Article

***

Another episode of creative hearing, reported by tia2d: “We were talking with a group of friends about the ways we are aging, with vision and hearing and other problems. One friend said he was talking to a neighbor and she told him: ‘I screwed a guy in Mexico.’ This was totally not the kind of things they had talked of before, and his face must have shown his shock and confusion.

“She asked: ‘What do you think I said?’ He told her, and she said: ‘No! I scuba-dived in Mexico.’

“Life becomes more exciting/interesting with creative hearing.”

Could be verse!

Sally, the cleaning lady of Shoreview: “At 104, my aunt can still bring a smile.

“A poem by Carol Robertson, formerly Centenarian Sue and Nonagenarian Nana“:

104

My hair got gray, my butt got flat
My bosom — hate to think about that
My eyes got bleary, my legs got weary
My skin got crepey, my neck got drapey
Can’t drive my car, can’t travel far
Don’t even try to reach up high
Nothing’s working really well
Even the libido’s gone to hell

But I still can stand upon my feet
And I really do love to drink and eat
I’ve my family and friends . . . that joy never ends
There’s music to hear and books to be read
There’s the beauty of nature, there’s laughter ahead
So now I’m thinking, truth to be told
I’m still the same “I” . . . just my body got old!

Our husbands, our pets, ourselves

DebK of Rosemount: “Taxman has a reputation for thrift that is contradicted by two situations that invariably overcome his habits of frugality.

“In the last decade or so, the more troublesome has been his favorite retailer’s recurring siren song: ‘11% off everything in the store.’ But in the years before he became a pretend farmer, Taxman’s grip on his wallet was most frequently loosened by TV pitchman Ron Popeil, with whom Taxman kept company while I was otherwise occupied — grading student essays or directing the parish choir, perhaps. Such periods of inadequate supervision resulted in Taxman’s purchasing an array of products ‘guaranteed’ to make my life easier: Kitchen Magician, Veg-o-matic, Splatter Screen, Ginsu steak knives, and the like. Very often, because Taxman kept the telephone and his credit card at the ready, he was able to act in time to snare a pair of these items for the price of one — plus separate shipping and handling.

“Popeil’s retirement coincided roughly with our acquisition of St. Isidore Farm and the consequent passing of TV from our routine. Mind, during extended stretches of bad weather, Taxman still tunes in reruns of ‘Everybody Loves Raymond’ or ‘Gunsmoke.’ Those departures from our TV-free lifestyle are evidenced by the acquisition of several Sham-WOWs, a couple of cans of spray-on leak-patching compound, and a Silver Bullet collapsible garden hose.

***

Source data
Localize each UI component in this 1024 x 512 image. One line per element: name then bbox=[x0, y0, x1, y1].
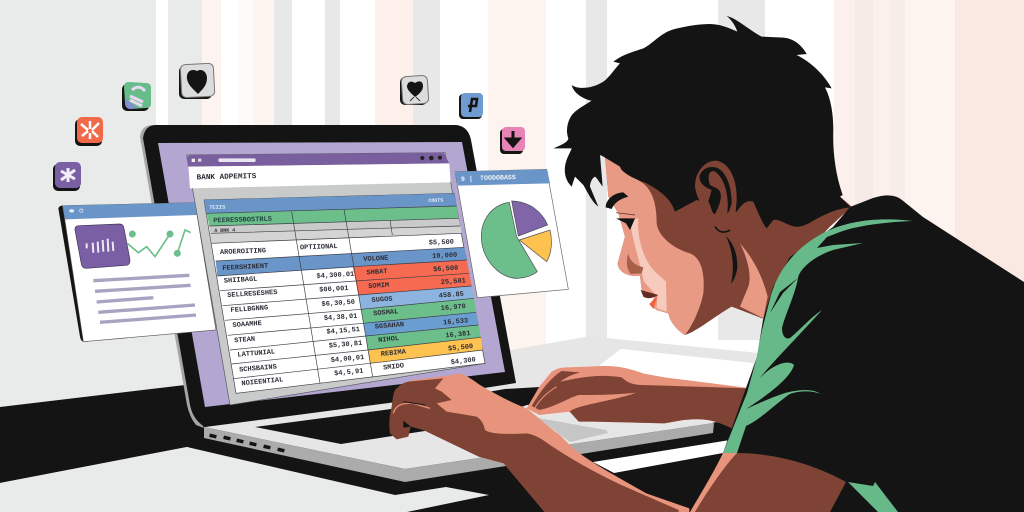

***

In the column, what did the neighbor actually say she had done in Mexico? Rely only on the column to answer.

Answer for this exercise
She said she scuba-dived in Mexico.